## SHORT TASK
Read the listing below and copy out every line that holds "ylabel".

## ENTRIES SUPPLIED

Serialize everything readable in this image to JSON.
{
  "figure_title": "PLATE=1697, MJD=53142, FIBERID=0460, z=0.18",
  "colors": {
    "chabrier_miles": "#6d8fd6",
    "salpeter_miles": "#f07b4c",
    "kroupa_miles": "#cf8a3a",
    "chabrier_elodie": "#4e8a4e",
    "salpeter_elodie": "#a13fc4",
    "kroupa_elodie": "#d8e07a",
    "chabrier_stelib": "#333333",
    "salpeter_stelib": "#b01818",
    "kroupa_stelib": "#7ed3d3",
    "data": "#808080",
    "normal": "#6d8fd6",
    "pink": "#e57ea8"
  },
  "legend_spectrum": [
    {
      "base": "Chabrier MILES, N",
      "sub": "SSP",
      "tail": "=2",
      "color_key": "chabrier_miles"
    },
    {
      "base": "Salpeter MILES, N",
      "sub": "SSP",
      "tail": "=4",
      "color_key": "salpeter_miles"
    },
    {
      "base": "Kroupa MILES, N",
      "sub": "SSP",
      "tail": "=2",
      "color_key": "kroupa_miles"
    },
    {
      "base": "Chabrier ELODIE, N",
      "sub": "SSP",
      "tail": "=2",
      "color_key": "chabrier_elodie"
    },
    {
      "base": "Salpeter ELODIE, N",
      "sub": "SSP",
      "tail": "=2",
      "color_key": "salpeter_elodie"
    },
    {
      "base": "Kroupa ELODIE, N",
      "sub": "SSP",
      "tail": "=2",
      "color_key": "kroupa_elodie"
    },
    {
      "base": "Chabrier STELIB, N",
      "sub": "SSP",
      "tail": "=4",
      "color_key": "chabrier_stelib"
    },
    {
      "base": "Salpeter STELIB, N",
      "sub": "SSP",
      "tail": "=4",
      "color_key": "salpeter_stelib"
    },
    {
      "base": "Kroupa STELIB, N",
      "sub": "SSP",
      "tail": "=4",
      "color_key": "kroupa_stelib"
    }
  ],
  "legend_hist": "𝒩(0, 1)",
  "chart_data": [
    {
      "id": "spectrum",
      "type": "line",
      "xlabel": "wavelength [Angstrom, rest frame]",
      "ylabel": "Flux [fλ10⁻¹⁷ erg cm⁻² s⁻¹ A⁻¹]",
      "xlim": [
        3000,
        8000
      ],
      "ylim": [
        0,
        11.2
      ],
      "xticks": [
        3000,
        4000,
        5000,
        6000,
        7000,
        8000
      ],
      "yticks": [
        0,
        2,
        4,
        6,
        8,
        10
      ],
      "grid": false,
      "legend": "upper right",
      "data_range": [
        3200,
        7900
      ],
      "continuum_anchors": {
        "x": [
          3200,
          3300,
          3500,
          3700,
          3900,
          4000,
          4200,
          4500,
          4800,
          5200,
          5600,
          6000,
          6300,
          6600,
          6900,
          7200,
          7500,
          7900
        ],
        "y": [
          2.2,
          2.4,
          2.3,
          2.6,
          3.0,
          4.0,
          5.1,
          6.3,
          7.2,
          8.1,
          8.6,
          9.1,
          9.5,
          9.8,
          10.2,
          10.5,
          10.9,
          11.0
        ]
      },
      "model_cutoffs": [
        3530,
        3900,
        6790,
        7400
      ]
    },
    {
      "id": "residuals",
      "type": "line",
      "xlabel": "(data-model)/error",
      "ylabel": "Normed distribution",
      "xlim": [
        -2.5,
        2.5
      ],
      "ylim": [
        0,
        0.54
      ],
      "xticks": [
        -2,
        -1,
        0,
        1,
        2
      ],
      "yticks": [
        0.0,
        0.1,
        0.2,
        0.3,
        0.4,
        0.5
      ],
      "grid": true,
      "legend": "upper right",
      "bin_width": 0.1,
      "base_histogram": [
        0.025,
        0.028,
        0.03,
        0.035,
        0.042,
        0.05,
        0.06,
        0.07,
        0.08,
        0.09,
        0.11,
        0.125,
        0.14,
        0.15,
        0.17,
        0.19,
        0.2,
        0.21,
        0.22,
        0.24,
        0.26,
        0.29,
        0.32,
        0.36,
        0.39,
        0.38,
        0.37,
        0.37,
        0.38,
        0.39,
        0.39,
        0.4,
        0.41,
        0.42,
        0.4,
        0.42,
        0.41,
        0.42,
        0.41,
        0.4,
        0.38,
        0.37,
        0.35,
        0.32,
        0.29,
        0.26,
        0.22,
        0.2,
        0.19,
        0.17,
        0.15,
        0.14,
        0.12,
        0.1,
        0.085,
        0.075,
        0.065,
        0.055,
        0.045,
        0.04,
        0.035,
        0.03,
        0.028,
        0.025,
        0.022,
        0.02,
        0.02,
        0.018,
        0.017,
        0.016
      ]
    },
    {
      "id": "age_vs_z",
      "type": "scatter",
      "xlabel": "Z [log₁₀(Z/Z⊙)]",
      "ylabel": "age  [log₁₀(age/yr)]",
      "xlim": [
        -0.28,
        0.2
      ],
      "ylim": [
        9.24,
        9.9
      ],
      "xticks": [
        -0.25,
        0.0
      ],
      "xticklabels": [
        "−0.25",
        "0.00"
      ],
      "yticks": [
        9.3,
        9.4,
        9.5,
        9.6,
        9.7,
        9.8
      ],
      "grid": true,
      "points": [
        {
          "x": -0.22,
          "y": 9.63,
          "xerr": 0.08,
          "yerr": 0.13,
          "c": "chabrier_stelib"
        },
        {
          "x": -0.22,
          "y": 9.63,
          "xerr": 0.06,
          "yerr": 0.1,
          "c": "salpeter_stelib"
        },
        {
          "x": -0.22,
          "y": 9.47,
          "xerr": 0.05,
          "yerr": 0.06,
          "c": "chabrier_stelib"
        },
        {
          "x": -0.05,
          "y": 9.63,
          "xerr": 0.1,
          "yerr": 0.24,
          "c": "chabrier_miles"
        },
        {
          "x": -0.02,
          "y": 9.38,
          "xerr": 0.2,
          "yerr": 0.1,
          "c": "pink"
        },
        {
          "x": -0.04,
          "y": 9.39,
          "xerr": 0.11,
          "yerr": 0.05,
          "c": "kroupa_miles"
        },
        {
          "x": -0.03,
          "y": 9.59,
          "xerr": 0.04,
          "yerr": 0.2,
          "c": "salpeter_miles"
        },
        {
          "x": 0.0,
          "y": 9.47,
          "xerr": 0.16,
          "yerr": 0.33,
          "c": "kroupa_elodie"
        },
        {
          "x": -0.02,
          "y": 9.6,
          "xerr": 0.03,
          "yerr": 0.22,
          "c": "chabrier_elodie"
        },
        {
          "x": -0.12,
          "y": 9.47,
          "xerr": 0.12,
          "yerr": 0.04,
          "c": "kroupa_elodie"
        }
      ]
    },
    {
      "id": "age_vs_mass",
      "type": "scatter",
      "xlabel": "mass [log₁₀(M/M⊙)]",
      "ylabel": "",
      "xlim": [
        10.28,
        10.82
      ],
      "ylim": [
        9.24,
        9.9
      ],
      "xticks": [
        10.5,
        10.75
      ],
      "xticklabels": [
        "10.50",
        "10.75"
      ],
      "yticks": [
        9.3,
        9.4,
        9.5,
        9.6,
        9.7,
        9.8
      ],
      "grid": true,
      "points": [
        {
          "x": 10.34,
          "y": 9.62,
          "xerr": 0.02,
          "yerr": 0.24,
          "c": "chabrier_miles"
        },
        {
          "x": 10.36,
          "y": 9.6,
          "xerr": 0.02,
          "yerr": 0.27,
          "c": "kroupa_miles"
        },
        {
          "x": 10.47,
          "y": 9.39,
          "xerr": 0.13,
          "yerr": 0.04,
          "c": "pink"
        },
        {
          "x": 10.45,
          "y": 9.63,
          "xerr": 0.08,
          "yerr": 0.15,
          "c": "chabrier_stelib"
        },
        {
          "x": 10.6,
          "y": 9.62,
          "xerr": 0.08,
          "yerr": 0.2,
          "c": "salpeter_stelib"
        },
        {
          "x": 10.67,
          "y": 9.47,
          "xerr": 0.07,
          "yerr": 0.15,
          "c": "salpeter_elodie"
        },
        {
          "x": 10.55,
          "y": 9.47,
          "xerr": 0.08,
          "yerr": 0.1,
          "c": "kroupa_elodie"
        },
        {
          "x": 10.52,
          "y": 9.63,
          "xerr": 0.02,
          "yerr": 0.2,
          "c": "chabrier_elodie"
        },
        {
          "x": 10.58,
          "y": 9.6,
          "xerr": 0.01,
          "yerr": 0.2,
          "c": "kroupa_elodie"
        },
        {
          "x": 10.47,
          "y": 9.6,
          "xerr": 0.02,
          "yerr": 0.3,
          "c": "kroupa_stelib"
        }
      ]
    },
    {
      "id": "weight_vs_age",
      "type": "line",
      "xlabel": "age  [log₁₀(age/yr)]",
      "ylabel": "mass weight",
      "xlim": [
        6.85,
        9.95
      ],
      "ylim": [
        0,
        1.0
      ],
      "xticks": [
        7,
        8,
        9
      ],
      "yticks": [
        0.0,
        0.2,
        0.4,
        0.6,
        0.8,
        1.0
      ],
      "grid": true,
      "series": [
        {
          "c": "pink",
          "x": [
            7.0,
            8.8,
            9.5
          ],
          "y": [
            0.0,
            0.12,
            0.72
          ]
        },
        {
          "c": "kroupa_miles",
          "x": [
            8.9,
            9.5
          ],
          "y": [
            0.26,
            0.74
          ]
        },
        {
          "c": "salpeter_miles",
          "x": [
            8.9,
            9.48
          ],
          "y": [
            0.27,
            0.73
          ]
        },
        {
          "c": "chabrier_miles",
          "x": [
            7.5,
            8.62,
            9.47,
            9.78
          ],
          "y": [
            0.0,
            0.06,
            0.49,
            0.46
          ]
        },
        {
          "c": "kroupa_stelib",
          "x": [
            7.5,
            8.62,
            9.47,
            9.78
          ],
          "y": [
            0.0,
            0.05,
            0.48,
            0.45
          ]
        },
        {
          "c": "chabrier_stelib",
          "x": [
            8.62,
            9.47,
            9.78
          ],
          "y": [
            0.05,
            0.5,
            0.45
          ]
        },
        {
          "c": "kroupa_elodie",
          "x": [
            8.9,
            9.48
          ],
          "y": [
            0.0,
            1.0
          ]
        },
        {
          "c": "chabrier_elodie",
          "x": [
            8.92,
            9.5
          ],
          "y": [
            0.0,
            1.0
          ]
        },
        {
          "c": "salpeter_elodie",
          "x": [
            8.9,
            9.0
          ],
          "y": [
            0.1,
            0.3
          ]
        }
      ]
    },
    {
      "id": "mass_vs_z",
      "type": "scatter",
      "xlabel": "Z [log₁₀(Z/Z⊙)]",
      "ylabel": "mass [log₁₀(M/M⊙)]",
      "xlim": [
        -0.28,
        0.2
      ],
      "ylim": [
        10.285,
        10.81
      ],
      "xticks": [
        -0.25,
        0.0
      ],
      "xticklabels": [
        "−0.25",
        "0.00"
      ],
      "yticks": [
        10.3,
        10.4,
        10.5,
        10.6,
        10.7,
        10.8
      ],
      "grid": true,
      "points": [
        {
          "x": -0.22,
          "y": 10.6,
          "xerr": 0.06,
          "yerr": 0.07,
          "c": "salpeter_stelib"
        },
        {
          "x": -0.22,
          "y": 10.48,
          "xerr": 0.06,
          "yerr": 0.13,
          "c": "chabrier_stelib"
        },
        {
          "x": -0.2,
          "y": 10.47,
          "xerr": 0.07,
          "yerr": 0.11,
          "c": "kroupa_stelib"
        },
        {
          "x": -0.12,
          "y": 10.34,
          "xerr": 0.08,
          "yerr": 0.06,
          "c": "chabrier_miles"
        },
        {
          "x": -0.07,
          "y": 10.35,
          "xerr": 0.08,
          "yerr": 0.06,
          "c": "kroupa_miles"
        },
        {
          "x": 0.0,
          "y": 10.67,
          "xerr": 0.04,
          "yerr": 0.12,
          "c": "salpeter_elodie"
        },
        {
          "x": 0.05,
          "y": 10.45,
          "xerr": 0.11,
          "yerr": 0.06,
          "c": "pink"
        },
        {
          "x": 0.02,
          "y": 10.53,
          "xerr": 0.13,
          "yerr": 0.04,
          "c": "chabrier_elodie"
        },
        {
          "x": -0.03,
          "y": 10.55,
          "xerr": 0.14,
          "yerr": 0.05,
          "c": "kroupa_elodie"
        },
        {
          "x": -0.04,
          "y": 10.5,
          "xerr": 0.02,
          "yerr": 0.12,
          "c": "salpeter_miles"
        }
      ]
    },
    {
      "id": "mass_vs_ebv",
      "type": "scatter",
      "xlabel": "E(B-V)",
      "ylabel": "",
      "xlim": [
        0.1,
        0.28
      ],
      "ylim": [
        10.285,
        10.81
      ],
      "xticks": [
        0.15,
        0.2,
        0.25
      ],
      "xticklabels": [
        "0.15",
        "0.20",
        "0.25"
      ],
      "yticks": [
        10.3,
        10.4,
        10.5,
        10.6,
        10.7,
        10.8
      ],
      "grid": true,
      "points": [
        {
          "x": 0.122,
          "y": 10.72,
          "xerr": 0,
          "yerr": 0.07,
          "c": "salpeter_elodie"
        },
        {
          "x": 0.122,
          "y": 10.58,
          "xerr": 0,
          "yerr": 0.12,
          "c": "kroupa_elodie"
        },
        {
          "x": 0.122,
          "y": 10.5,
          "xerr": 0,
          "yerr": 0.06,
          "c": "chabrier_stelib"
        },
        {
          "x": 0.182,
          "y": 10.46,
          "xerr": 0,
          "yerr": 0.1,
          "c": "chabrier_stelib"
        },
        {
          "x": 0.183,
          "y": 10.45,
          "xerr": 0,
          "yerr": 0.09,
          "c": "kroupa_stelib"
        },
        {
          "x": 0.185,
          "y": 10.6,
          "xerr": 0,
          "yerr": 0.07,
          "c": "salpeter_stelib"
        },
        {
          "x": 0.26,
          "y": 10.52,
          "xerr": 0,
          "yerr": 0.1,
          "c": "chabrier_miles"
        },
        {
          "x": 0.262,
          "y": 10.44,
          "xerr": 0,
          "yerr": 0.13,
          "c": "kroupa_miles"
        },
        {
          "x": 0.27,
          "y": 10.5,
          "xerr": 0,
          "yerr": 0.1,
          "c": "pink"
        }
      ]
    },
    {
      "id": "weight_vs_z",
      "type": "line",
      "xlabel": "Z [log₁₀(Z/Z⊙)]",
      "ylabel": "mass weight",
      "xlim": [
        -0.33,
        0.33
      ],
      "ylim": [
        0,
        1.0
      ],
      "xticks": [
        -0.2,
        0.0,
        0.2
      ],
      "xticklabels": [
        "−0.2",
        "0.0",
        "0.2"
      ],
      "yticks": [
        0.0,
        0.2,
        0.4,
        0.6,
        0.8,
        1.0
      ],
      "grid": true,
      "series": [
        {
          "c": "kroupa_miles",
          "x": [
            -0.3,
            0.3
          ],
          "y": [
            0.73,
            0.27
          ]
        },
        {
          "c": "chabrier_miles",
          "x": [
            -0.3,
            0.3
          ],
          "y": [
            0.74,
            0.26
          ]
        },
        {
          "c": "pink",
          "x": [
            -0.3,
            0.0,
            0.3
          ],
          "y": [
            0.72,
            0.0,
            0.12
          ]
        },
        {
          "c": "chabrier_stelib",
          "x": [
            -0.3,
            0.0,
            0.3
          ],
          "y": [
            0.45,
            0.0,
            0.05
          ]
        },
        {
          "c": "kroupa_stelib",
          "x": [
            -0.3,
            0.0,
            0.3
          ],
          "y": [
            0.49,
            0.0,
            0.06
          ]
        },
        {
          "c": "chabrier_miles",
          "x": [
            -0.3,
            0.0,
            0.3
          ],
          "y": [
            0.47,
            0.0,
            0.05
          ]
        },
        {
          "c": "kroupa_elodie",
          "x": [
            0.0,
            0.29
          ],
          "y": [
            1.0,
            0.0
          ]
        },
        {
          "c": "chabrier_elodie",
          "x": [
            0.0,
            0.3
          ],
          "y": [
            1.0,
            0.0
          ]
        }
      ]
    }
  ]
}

## RESPONSE
      "ylabel": "Flux [fλ10⁻¹⁷ erg cm⁻² s⁻¹ A⁻¹]",
      "ylabel": "Normed distribution",
      "ylabel": "age  [log₁₀(age/yr)]",
      "ylabel": "",
      "ylabel": "mass weight",
      "ylabel": "mass [log₁₀(M/M⊙)]",
      "ylabel": "",
      "ylabel": "mass weight",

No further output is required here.